● **Task to carry out**
In the records below, pick out all lines containing the word "학생들에게".

Data entries:
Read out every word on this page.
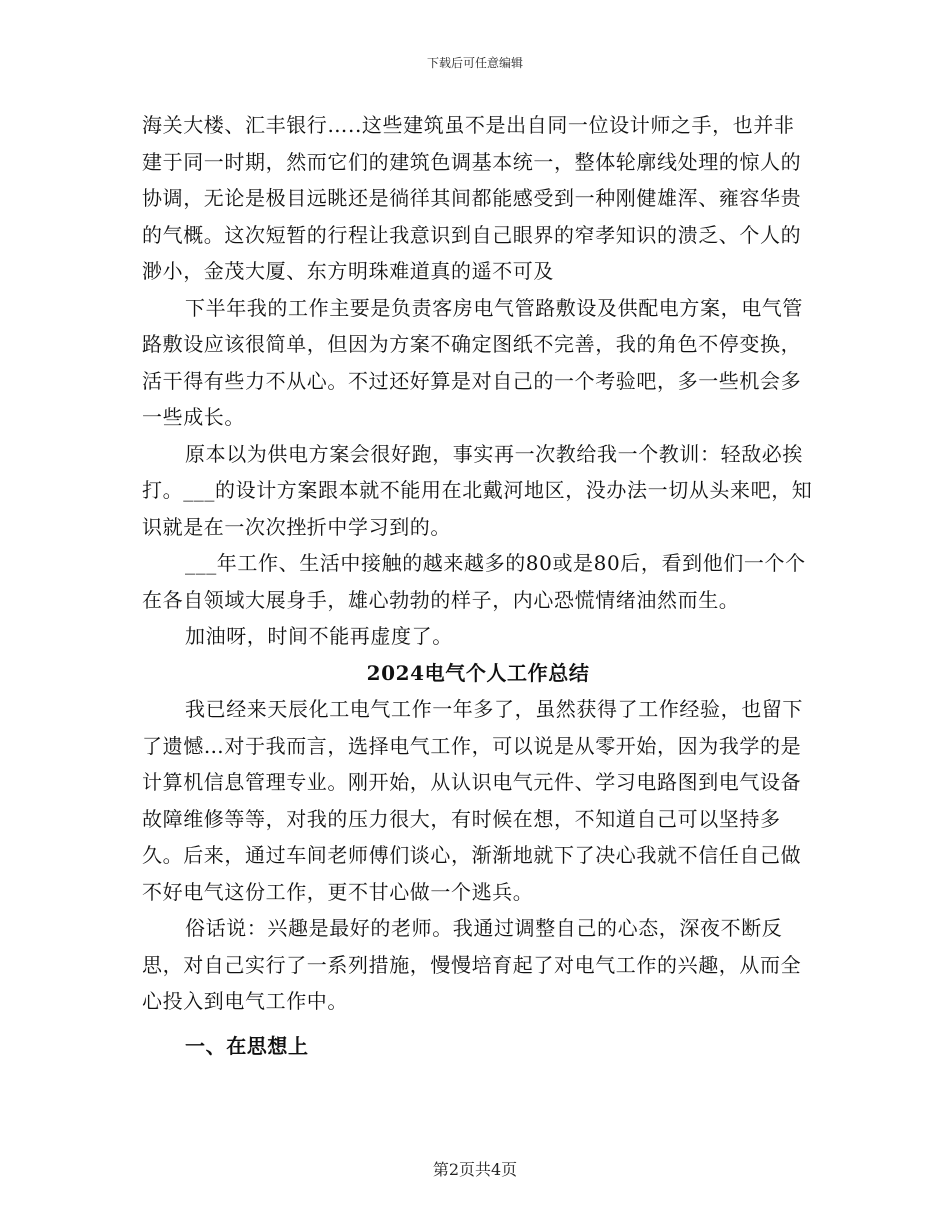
下载后可任意编辑

海关大楼、汇丰银行…..这些建筑虽不是出自同一位设计师之手，也并非建于同一时期，然而它们的建筑色调基本统一，整体轮廓线处理的惊人的协调，无论是极目远眺还是徜徉其间都能感受到一种刚健雄浑、雍容华贵的气概。这次短暂的行程让我意识到自己眼界的窄孝知识的溃乏、个人的渺小，金茂大厦、东方明珠难道真的遥不可及

下半年我的工作主要是负责客房电气管路敷设及供配电方案，电气管路敷设应该很简单，但因为方案不确定图纸不完善，我的角色不停变换，活干得有些力不从心。不过还好算是对自己的一个考验吧，多一些机会多一些成长。

原本以为供电方案会很好跑，事实再一次教给我一个教训：轻敌必挨打。___的设计方案跟本就不能用在北戴河地区，没办法一切从头来吧，知识就是在一次次挫折中学习到的。

___年工作、生活中接触的越来越多的80或是80后，看到他们一个个在各自领域大展身手，雄心勃勃的样子，内心恐慌情绪油然而生。

加油呀，时间不能再虚度了。

2024电气个人工作总结

我已经来天辰化工电气工作一年多了，虽然获得了工作经验，也留下了遗憾…对于我而言，选择电气工作，可以说是从零开始，因为我学的是计算机信息管理专业。刚开始，从认识电气元件、学习电路图到电气设备故障维修等等，对我的压力很大，有时候在想，不知道自己可以坚持多久。后来，通过车间老师傅们谈心，渐渐地就下了决心我就不信任自己做不好电气这份工作，更不甘心做一个逃兵。

俗话说：兴趣是最好的老师。我通过调整自己的心态，深夜不断反思，对自己实行了一系列措施，慢慢培育起了对电气工作的兴趣，从而全心投入到电气工作中。

一、在思想上
第2页共4页
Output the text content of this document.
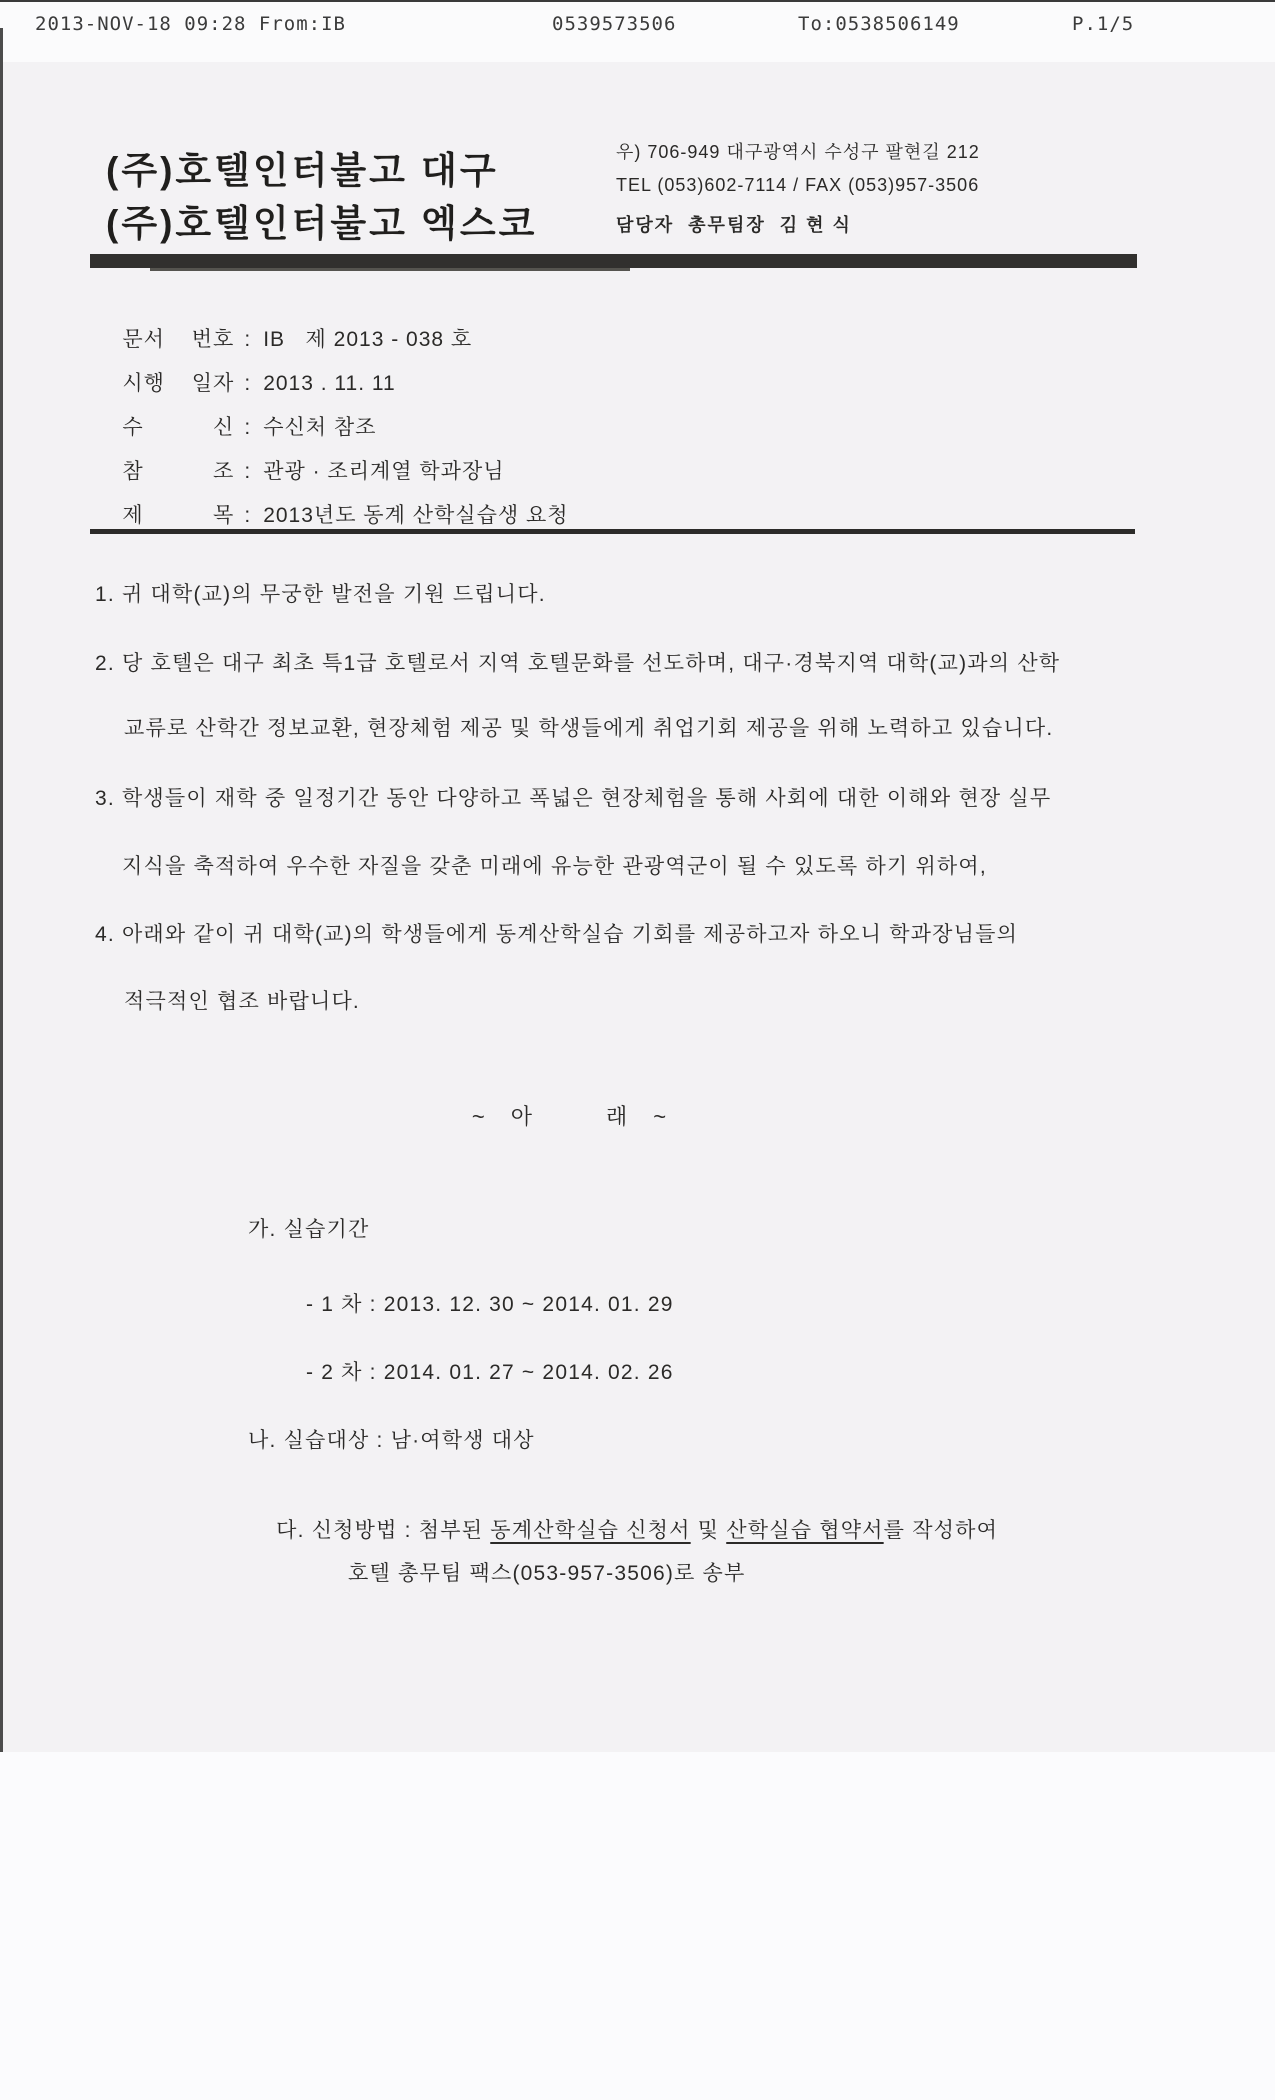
2013-NOV-18 09:28 From:IB	0539573506	To:0538506149	P.1/5
(주)호텔인터불고 대구
(주)호텔인터불고 엑스코
우) 706-949 대구광역시 수성구 팔현길 212
TEL (053)602-7114 / FAX (053)957-3506
담당자  총무팀장  김 현 식

문서 번호 : IB   제 2013 - 038 호

시행 일자 : 2013 . 11. 11

수 신 : 수신처 참조

참 조 : 관광 · 조리계열 학과장님

제 목 : 2013년도 동계 산학실습생 요청

1. 귀 대학(교)의 무궁한 발전을 기원 드립니다.
2. 당 호텔은 대구 최초 특1급 호텔로서 지역 호텔문화를 선도하며, 대구·경북지역 대학(교)과의 산학
교류로 산학간 정보교환, 현장체험 제공 및 학생들에게 취업기회 제공을 위해 노력하고 있습니다.
3. 학생들이 재학 중 일정기간 동안 다양하고 폭넓은 현장체험을 통해 사회에 대한 이해와 현장 실무
지식을 축적하여 우수한 자질을 갖춘 미래에 유능한 관광역군이 될 수 있도록 하기 위하여,
4. 아래와 같이 귀 대학(교)의 학생들에게 동계산학실습 기회를 제공하고자 하오니 학과장님들의
적극적인 협조 바랍니다.
~　아　　　래　~
가. 실습기간
- 1 차 : 2013. 12. 30 ~ 2014. 01. 29
- 2 차 : 2014. 01. 27 ~ 2014. 02. 26
나. 실습대상 : 남·여학생 대상

다. 신청방법 : 첨부된 동계산학실습 신청서 및 산학실습 협약서를 작성하여

호텔 총무팀 팩스(053-957-3506)로 송부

● **Complete response**
교류로 산학간 정보교환, 현장체험 제공 및 학생들에게 취업기회 제공을 위해 노력하고 있습니다.
4. 아래와 같이 귀 대학(교)의 학생들에게 동계산학실습 기회를 제공하고자 하오니 학과장님들의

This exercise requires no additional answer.